Problem statement: Identify each line containing the word "dealer" and copy it.
## START
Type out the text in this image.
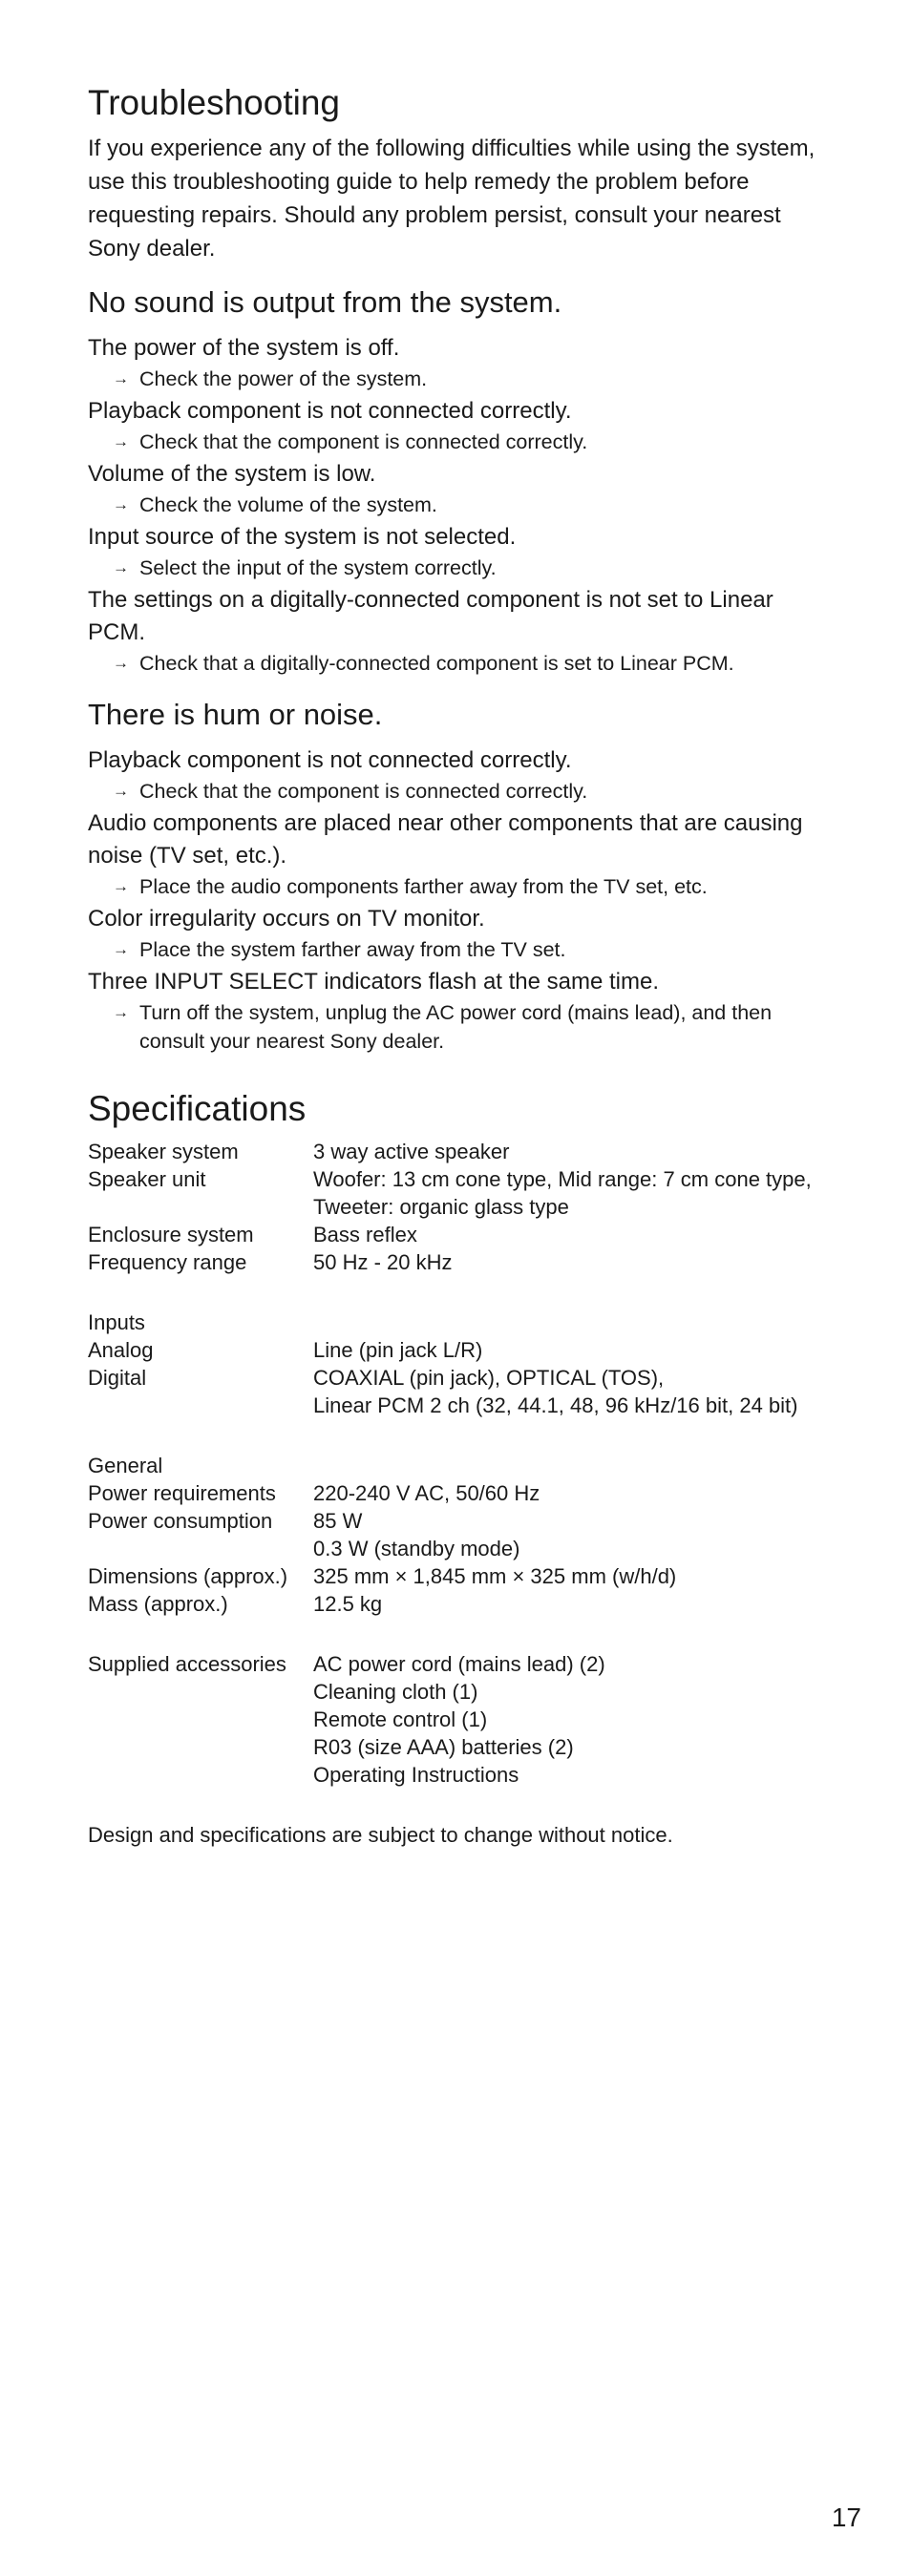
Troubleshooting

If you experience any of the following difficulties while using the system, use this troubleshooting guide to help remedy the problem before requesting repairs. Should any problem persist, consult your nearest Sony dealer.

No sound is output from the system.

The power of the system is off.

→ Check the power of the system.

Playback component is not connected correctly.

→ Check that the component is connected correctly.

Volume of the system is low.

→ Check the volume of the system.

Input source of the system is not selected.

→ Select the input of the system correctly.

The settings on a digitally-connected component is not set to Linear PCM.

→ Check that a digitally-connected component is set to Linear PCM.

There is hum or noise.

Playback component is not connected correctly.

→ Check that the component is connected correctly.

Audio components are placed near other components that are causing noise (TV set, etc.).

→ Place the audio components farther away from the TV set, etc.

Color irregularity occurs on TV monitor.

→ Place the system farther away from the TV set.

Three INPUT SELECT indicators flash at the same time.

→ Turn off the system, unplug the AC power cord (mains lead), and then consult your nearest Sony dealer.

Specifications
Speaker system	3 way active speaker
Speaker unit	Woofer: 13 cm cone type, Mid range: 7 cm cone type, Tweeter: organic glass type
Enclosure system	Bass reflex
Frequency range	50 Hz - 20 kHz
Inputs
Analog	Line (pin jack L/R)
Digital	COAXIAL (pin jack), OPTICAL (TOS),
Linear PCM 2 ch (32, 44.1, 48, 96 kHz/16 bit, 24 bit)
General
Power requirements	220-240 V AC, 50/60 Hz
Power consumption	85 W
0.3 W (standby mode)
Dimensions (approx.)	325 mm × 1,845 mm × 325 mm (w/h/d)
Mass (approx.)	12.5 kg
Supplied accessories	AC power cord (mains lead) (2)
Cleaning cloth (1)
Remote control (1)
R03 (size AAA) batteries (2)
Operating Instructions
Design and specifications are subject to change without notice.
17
## END
Task response:
If you experience any of the following difficulties while using the system, use this troubleshooting guide to help remedy the problem before requesting repairs. Should any problem persist, consult your nearest Sony dealer.
→ Turn off the system, unplug the AC power cord (mains lead), and then consult your nearest Sony dealer.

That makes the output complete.